» Try it:
Please print all the lines below exactly as they are written.

▬▬▬

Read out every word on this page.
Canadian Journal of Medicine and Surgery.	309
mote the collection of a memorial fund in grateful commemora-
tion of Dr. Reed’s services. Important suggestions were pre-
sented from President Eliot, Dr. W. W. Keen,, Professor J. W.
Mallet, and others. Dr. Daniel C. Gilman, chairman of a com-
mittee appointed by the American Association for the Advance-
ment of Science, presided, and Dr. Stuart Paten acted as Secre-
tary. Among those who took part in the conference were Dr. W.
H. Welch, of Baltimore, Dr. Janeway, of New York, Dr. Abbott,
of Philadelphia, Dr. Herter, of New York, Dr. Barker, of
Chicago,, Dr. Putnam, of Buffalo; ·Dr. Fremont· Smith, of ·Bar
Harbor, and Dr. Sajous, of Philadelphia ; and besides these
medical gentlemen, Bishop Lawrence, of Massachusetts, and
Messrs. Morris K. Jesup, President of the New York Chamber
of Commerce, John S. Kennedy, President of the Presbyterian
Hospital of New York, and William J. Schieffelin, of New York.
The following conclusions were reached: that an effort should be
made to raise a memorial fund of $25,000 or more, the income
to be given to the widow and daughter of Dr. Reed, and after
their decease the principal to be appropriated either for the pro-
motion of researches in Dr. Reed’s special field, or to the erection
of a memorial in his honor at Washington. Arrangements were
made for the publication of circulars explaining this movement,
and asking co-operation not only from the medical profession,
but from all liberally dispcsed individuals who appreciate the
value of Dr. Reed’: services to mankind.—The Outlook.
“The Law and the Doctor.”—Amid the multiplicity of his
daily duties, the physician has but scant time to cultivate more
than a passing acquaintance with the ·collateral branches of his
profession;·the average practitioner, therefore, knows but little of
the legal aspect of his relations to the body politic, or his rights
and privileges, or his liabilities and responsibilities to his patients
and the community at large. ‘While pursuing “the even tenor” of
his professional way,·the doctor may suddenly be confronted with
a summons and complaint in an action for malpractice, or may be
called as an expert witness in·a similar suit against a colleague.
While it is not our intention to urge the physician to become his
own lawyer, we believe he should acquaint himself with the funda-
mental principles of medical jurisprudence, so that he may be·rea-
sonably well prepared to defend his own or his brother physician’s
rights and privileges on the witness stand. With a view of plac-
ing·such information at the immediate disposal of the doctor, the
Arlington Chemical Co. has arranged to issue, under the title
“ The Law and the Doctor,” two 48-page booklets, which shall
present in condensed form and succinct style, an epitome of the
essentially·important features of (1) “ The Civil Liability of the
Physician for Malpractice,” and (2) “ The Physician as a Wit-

▬▬▬

» Result of the exercise:
Read out every word on this page.
Canadian Journal of Medicine and Surgery.	309
mote the collection of a memorial fund in grateful commemora-
tion of Dr. Reed’s services. Important suggestions were pre-
sented from President Eliot, Dr. W. W. Keen,, Professor J. W.
Mallet, and others. Dr. Daniel C. Gilman, chairman of a com-
mittee appointed by the American Association for the Advance-
ment of Science, presided, and Dr. Stuart Paten acted as Secre-
tary. Among those who took part in the conference were Dr. W.
H. Welch, of Baltimore, Dr. Janeway, of New York, Dr. Abbott,
of Philadelphia, Dr. Herter, of New York, Dr. Barker, of
Chicago,, Dr. Putnam, of Buffalo; ·Dr. Fremont· Smith, of ·Bar
Harbor, and Dr. Sajous, of Philadelphia ; and besides these
medical gentlemen, Bishop Lawrence, of Massachusetts, and
Messrs. Morris K. Jesup, President of the New York Chamber
of Commerce, John S. Kennedy, President of the Presbyterian
Hospital of New York, and William J. Schieffelin, of New York.
The following conclusions were reached: that an effort should be
made to raise a memorial fund of $25,000 or more, the income
to be given to the widow and daughter of Dr. Reed, and after
their decease the principal to be appropriated either for the pro-
motion of researches in Dr. Reed’s special field, or to the erection
of a memorial in his honor at Washington. Arrangements were
made for the publication of circulars explaining this movement,
and asking co-operation not only from the medical profession,
but from all liberally dispcsed individuals who appreciate the
value of Dr. Reed’: services to mankind.—The Outlook.
“The Law and the Doctor.”—Amid the multiplicity of his
daily duties, the physician has but scant time to cultivate more
than a passing acquaintance with the ·collateral branches of his
profession;·the average practitioner, therefore, knows but little of
the legal aspect of his relations to the body politic, or his rights
and privileges, or his liabilities and responsibilities to his patients
and the community at large. ‘While pursuing “the even tenor” of
his professional way,·the doctor may suddenly be confronted with
a summons and complaint in an action for malpractice, or may be
called as an expert witness in·a similar suit against a colleague.
While it is not our intention to urge the physician to become his
own lawyer, we believe he should acquaint himself with the funda-
mental principles of medical jurisprudence, so that he may be·rea-
sonably well prepared to defend his own or his brother physician’s
rights and privileges on the witness stand. With a view of plac-
ing·such information at the immediate disposal of the doctor, the
Arlington Chemical Co. has arranged to issue, under the title
“ The Law and the Doctor,” two 48-page booklets, which shall
present in condensed form and succinct style, an epitome of the
essentially·important features of (1) “ The Civil Liability of the
Physician for Malpractice,” and (2) “ The Physician as a Wit-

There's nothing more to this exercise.